Job –
Of the lines in the listing below, how many hold "ylabel"? Answer with the number only.

[Dataset rows about figures]
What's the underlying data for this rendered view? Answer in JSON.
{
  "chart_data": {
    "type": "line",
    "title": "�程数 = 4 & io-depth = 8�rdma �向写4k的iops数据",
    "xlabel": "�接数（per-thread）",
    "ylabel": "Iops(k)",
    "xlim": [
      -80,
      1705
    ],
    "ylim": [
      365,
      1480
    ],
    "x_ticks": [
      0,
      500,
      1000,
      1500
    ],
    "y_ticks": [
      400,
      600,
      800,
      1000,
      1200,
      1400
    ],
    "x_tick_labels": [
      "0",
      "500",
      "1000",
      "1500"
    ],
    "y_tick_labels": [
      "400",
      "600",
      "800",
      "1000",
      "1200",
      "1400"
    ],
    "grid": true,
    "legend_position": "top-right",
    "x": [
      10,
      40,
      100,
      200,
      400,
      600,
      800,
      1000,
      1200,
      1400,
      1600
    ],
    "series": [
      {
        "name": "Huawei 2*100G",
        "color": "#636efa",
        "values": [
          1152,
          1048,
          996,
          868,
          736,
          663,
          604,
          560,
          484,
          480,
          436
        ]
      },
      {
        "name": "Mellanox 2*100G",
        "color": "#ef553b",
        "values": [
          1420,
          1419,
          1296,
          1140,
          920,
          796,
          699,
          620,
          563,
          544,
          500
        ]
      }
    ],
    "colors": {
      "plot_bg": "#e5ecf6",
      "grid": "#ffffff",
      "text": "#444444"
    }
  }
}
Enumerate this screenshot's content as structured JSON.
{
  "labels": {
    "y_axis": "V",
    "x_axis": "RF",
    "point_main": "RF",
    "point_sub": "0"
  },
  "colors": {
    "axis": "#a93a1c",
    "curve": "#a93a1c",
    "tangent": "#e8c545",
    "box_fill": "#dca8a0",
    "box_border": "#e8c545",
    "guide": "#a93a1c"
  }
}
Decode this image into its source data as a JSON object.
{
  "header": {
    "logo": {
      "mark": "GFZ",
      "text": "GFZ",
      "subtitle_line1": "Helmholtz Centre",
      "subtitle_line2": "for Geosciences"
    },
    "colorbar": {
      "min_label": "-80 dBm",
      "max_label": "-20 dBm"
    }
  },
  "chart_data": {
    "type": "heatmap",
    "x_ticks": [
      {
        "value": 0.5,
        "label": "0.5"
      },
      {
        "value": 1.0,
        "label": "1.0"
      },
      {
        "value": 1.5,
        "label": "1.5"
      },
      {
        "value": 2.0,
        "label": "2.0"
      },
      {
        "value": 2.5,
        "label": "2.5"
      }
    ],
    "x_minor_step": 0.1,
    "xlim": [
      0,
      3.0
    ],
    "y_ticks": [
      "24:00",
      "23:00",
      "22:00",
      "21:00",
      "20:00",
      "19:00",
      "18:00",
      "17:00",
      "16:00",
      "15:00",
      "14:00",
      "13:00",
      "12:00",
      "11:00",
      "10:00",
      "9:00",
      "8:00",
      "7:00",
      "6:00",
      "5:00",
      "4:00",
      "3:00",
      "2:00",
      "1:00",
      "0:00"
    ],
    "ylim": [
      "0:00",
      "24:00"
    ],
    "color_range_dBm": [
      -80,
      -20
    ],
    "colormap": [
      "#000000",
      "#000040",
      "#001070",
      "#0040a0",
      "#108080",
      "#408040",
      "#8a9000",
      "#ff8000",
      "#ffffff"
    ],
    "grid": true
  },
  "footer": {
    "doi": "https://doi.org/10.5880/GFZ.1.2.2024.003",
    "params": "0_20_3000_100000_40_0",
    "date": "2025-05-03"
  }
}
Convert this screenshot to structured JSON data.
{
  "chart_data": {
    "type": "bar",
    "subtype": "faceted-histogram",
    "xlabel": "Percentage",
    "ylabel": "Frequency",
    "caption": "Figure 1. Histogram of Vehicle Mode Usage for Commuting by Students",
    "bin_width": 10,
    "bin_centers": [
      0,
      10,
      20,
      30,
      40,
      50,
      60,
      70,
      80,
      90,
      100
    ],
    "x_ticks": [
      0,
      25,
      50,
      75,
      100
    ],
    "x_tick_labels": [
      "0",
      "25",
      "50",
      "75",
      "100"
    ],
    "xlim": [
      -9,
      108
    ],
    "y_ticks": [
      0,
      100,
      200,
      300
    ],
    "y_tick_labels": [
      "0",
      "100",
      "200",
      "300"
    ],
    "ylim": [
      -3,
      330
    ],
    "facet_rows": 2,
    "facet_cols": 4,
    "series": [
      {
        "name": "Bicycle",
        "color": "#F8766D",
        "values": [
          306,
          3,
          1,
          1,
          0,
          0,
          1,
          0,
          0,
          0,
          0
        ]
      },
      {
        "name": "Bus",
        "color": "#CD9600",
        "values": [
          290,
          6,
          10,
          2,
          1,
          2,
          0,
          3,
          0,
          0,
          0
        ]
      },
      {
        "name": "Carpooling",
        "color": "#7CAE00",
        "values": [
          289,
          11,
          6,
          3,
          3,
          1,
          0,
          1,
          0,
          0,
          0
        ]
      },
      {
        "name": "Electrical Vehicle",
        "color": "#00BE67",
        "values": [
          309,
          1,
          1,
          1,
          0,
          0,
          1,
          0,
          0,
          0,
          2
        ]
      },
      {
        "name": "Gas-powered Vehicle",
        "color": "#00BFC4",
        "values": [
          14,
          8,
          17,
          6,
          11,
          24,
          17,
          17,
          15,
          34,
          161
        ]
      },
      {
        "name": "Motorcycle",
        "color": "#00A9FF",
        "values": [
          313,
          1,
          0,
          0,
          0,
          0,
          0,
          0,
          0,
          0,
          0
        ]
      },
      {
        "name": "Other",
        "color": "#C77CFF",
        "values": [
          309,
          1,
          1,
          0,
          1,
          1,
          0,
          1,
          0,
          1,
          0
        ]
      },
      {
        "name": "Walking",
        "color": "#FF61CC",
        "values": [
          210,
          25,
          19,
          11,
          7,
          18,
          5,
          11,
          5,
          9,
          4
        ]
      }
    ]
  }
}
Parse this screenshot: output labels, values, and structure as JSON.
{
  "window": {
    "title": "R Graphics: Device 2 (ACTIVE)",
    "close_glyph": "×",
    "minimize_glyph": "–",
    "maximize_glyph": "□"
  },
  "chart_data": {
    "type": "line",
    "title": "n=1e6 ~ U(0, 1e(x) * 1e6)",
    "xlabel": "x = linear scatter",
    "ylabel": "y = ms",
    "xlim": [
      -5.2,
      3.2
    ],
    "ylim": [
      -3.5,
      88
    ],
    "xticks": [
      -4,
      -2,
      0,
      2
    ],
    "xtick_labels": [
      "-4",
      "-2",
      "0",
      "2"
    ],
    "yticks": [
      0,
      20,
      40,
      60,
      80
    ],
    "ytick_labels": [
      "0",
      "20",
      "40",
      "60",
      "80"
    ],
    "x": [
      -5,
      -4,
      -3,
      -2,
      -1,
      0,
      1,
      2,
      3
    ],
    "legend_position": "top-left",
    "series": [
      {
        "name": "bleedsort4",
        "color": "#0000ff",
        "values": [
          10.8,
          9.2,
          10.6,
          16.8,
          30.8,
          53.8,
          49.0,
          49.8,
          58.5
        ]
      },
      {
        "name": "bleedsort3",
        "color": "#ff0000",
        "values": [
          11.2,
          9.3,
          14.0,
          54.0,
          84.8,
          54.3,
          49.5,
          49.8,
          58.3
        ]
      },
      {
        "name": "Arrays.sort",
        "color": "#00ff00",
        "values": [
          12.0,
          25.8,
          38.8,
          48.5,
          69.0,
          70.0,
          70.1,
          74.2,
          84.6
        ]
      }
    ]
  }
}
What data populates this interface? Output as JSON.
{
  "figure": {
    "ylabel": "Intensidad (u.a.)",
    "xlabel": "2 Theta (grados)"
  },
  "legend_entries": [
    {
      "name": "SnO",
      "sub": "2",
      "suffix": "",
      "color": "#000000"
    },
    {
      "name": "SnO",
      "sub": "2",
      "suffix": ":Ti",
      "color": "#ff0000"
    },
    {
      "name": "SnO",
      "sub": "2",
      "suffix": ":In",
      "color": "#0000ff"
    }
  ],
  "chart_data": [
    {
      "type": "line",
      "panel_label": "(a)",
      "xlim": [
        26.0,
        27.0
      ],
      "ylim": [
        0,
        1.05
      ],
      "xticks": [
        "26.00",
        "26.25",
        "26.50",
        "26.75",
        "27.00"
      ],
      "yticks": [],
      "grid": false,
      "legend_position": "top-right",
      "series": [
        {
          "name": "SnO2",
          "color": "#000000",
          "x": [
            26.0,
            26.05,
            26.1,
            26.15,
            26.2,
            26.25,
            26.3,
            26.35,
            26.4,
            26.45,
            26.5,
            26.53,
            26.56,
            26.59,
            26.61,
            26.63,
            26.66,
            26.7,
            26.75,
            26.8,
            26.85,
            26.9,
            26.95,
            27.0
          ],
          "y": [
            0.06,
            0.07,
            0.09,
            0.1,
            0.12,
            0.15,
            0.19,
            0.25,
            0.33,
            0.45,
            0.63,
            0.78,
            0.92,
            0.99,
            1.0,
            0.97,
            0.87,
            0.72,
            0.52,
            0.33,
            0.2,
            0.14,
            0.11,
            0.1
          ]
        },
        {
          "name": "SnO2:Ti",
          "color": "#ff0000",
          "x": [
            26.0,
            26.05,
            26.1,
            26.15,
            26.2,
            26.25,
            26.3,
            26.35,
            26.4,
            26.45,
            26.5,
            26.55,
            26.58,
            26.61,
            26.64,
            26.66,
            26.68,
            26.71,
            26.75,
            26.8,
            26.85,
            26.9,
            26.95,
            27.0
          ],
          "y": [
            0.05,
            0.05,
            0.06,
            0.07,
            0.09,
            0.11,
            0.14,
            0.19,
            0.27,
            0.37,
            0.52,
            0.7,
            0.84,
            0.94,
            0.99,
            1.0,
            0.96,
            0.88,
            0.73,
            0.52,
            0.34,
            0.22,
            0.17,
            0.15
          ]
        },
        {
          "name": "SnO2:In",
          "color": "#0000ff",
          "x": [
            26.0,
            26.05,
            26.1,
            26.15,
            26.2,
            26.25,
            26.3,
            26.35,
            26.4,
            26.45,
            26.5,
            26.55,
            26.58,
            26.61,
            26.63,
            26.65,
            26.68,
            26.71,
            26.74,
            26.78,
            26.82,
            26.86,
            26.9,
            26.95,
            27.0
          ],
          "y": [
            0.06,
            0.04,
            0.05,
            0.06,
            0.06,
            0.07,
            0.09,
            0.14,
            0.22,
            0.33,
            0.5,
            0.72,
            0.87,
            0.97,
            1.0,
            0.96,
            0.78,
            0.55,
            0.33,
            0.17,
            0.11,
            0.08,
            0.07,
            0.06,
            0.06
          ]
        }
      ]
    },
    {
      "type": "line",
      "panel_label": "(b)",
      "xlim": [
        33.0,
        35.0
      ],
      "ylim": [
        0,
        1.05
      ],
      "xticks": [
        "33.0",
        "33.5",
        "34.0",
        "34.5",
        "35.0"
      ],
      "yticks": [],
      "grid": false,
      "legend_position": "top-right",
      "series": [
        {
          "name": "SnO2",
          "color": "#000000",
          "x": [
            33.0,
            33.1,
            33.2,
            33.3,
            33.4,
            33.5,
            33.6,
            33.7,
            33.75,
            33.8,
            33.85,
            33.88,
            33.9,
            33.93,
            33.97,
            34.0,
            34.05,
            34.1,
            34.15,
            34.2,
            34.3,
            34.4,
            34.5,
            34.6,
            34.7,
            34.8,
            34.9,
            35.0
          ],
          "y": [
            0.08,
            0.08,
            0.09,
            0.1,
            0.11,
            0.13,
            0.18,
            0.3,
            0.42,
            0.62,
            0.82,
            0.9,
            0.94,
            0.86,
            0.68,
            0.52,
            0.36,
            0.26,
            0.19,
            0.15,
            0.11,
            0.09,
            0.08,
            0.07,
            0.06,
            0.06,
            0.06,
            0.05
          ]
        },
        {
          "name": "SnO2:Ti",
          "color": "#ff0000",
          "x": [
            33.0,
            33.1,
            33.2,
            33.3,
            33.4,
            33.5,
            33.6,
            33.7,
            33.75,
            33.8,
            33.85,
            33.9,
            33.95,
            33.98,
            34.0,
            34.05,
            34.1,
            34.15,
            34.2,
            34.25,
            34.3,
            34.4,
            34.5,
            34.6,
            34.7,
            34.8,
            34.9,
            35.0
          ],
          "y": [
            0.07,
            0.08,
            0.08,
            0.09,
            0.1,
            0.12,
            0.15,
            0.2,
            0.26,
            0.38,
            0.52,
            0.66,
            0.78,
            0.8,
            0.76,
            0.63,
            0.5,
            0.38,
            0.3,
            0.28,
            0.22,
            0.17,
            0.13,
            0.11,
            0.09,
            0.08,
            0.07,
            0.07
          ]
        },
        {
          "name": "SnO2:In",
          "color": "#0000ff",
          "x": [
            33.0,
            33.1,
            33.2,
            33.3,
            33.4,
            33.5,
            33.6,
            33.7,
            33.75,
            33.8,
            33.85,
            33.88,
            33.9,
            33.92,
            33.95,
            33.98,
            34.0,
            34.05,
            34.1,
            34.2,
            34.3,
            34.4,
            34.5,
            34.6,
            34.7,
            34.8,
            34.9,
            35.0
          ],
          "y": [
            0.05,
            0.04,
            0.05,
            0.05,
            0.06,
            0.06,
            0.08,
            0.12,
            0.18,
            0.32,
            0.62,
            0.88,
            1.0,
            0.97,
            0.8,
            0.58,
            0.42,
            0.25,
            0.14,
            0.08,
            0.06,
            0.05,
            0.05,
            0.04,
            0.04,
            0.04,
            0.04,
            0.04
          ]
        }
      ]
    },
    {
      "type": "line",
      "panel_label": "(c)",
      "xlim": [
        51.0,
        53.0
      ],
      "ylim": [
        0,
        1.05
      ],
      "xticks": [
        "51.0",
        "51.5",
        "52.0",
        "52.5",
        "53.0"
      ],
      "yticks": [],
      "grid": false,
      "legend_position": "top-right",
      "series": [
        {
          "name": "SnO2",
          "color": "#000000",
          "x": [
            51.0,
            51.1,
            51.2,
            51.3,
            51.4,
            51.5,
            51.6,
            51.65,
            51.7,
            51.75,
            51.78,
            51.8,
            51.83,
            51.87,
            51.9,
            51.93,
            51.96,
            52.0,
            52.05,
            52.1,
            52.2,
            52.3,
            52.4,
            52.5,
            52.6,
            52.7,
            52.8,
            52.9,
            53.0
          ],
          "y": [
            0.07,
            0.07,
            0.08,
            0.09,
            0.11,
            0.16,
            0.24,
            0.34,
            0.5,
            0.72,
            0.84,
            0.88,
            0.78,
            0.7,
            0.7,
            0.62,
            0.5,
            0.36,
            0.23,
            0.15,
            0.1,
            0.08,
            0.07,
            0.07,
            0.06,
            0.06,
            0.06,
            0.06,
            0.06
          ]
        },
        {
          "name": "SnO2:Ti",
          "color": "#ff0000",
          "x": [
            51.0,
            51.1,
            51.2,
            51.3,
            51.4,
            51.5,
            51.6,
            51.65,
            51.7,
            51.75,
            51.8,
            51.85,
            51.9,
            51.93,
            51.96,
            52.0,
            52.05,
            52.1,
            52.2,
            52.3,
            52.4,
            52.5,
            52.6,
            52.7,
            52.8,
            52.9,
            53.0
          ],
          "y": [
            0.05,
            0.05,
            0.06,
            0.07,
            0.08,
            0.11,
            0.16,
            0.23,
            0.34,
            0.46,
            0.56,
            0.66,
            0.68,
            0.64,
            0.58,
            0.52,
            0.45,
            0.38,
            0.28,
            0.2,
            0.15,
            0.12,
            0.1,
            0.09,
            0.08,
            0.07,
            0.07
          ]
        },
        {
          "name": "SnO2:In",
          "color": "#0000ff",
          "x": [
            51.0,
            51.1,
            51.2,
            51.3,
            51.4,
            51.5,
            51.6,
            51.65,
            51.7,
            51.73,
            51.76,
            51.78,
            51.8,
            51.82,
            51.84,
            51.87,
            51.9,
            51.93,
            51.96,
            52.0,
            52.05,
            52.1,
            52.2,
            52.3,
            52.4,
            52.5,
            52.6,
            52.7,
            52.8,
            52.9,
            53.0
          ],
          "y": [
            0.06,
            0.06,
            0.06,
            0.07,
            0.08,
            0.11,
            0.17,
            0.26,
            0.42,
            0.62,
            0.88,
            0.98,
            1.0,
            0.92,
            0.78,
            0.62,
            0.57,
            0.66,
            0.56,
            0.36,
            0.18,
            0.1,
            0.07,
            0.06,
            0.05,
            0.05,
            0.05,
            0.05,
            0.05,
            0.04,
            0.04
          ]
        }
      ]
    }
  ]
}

Task result –
4